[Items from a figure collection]

begin

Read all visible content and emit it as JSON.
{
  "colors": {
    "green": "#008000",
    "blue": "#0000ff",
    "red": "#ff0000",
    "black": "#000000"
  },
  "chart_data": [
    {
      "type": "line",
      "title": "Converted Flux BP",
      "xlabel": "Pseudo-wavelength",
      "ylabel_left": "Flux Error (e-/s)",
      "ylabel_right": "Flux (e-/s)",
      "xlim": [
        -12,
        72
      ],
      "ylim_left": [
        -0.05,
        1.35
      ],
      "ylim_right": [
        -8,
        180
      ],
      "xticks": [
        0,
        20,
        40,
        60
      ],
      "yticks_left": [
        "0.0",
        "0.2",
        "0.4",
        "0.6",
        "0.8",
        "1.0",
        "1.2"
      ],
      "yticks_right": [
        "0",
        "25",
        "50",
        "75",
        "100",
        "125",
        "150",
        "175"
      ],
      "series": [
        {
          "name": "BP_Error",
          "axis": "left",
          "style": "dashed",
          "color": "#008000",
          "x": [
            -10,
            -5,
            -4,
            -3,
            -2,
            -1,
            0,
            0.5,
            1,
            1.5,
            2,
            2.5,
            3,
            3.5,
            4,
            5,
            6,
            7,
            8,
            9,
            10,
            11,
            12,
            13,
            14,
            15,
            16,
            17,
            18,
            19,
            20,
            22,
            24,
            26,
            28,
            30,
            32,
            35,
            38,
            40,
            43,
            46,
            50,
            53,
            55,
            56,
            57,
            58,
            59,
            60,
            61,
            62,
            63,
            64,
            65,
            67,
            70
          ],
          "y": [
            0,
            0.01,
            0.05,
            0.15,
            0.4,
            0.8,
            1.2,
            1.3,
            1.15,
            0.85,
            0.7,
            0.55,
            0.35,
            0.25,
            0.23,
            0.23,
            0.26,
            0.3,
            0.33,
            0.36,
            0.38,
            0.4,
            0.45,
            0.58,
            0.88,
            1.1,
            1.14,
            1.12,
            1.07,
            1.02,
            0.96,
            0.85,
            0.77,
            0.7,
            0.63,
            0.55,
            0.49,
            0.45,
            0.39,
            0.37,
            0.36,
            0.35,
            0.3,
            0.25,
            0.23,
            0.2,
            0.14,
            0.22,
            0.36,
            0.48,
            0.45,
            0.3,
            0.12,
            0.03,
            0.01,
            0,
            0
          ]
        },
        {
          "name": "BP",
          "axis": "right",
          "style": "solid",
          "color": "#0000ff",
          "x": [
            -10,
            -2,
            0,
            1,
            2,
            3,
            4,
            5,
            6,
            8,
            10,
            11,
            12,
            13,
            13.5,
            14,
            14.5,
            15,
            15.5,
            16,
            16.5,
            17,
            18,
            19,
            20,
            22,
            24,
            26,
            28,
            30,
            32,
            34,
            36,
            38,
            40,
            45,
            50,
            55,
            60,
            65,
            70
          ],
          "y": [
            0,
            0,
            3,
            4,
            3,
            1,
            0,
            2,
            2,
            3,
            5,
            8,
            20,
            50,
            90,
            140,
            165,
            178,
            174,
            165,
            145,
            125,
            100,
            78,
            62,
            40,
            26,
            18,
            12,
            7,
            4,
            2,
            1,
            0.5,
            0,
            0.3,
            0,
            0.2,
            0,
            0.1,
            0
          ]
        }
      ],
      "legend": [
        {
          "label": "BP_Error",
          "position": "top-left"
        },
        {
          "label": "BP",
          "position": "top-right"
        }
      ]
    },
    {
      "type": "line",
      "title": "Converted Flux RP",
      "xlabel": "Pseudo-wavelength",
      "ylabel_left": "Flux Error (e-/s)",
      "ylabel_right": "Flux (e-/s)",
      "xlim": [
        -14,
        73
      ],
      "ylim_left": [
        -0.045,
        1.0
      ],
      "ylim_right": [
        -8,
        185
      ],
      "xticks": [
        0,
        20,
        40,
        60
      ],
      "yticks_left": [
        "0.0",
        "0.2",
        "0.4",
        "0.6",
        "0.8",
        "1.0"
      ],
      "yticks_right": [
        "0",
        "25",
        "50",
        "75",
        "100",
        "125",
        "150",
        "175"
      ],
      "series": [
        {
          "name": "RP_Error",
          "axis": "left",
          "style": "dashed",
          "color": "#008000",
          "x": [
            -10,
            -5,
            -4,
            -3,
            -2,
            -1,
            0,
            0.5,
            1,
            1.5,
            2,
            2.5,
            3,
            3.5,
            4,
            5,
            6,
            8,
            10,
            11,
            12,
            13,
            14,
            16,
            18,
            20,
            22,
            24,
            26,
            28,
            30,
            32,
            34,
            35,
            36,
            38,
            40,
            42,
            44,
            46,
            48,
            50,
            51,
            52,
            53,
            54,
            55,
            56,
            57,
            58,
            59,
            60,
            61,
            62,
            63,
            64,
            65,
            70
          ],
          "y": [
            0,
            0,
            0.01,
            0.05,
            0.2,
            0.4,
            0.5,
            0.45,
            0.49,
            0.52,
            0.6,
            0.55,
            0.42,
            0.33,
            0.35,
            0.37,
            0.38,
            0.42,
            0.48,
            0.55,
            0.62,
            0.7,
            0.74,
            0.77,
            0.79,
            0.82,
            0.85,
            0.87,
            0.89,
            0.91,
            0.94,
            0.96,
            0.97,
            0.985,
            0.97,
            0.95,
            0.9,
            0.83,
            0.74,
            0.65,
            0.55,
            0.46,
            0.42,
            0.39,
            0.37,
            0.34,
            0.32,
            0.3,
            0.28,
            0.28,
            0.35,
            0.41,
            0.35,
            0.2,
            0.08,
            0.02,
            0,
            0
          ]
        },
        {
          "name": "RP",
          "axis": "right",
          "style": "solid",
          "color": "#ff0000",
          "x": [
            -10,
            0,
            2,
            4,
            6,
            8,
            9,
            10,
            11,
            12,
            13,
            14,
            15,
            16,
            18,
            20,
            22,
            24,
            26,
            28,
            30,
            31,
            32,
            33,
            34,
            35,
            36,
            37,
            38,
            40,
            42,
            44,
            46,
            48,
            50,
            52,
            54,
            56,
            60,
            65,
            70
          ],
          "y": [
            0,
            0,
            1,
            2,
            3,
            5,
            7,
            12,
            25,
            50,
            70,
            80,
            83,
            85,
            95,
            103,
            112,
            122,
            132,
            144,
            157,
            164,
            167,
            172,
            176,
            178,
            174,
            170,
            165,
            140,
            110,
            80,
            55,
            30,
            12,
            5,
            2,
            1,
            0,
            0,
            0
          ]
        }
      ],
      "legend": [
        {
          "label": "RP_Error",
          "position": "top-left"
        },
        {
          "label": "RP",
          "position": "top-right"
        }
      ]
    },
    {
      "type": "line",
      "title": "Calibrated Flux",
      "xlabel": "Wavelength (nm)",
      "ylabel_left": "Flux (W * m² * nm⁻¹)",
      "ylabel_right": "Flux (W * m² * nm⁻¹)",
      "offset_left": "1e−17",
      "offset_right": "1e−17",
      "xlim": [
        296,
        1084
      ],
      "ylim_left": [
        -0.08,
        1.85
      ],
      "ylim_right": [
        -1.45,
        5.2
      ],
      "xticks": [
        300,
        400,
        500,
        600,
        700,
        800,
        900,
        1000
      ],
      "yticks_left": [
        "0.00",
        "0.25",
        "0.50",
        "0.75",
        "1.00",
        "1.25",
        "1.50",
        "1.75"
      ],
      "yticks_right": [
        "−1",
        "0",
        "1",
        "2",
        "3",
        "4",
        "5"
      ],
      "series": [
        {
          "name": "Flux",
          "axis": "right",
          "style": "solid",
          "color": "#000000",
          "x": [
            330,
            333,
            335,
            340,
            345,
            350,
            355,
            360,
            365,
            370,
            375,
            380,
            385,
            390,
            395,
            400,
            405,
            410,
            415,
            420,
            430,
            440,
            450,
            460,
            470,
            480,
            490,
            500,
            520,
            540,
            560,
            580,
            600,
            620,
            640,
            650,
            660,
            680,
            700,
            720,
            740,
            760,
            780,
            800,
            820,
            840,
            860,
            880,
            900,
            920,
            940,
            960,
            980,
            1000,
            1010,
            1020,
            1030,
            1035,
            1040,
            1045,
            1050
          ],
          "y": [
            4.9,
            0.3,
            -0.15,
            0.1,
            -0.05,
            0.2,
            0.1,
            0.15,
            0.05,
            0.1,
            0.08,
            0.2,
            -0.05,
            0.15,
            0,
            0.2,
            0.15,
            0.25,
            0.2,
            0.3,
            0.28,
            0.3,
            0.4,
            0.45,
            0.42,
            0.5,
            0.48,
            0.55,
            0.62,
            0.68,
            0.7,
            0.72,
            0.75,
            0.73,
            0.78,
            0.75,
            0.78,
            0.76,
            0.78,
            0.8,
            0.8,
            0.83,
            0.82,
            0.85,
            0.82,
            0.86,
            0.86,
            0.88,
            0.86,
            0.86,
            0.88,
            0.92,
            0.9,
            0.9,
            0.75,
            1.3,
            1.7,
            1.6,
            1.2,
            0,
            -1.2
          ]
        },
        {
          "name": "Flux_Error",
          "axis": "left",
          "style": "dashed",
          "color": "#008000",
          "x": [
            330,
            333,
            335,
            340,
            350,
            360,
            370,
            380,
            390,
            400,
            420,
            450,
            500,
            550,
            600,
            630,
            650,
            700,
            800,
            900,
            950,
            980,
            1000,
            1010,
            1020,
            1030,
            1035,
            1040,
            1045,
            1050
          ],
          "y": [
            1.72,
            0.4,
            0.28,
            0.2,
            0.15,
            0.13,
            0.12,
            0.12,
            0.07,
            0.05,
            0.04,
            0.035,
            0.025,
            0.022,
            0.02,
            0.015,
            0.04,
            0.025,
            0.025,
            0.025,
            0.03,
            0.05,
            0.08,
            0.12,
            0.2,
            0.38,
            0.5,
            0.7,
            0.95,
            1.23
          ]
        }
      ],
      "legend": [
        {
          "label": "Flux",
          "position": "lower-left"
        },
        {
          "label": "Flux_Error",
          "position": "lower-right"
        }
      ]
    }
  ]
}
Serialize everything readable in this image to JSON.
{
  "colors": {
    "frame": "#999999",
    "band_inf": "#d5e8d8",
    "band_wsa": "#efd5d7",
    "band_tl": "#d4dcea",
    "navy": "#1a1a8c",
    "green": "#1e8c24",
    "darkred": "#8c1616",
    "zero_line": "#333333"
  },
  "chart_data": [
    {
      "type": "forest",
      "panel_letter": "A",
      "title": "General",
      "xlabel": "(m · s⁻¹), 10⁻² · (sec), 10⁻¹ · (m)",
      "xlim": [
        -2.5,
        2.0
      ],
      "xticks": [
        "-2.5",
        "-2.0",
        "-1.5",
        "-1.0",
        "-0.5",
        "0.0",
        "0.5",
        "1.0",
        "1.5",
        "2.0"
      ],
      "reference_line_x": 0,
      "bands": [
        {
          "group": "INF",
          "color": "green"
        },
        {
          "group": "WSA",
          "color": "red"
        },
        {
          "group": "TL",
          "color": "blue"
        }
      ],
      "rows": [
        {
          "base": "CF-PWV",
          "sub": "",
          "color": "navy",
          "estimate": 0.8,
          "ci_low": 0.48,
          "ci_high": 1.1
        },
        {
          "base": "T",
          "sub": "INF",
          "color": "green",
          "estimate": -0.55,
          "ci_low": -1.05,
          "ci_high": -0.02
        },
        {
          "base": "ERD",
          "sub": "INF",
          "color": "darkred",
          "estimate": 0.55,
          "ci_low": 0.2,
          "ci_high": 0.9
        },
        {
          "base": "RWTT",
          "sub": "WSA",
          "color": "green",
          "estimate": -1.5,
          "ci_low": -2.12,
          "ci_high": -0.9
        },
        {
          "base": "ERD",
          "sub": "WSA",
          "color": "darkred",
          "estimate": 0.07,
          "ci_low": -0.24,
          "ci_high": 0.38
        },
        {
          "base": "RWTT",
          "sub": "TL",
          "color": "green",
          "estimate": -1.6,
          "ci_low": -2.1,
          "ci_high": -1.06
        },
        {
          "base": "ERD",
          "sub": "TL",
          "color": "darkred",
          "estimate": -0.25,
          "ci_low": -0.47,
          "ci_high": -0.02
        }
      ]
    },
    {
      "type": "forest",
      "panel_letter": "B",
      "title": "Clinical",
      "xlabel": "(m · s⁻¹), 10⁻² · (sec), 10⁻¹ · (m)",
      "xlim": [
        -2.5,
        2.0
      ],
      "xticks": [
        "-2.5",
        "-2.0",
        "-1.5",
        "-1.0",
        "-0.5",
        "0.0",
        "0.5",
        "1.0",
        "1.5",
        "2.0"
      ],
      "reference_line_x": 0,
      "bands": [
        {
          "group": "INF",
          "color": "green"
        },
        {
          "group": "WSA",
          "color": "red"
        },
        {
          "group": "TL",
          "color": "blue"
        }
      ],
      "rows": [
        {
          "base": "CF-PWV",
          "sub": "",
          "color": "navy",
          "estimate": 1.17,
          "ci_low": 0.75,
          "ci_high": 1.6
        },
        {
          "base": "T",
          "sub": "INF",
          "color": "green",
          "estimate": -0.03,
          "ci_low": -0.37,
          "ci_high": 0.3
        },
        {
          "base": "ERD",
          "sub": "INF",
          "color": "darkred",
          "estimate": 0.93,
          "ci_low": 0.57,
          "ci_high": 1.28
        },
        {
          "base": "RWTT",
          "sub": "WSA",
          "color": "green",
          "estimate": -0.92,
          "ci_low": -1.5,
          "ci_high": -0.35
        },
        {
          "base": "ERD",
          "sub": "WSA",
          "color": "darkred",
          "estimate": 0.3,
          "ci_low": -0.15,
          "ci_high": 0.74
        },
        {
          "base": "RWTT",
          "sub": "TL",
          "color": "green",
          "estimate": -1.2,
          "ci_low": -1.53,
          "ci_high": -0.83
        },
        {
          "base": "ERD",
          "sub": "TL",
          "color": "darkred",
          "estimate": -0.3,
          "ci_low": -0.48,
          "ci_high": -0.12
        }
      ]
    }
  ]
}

end

TASK INSTRUCTIONS:
Reproduce every line of the listing above in which the string "name" appears.

WORKED ANSWER:
          "name": "BP_Error",
          "name": "BP",
          "name": "RP_Error",
          "name": "RP",
          "name": "Flux",
          "name": "Flux_Error",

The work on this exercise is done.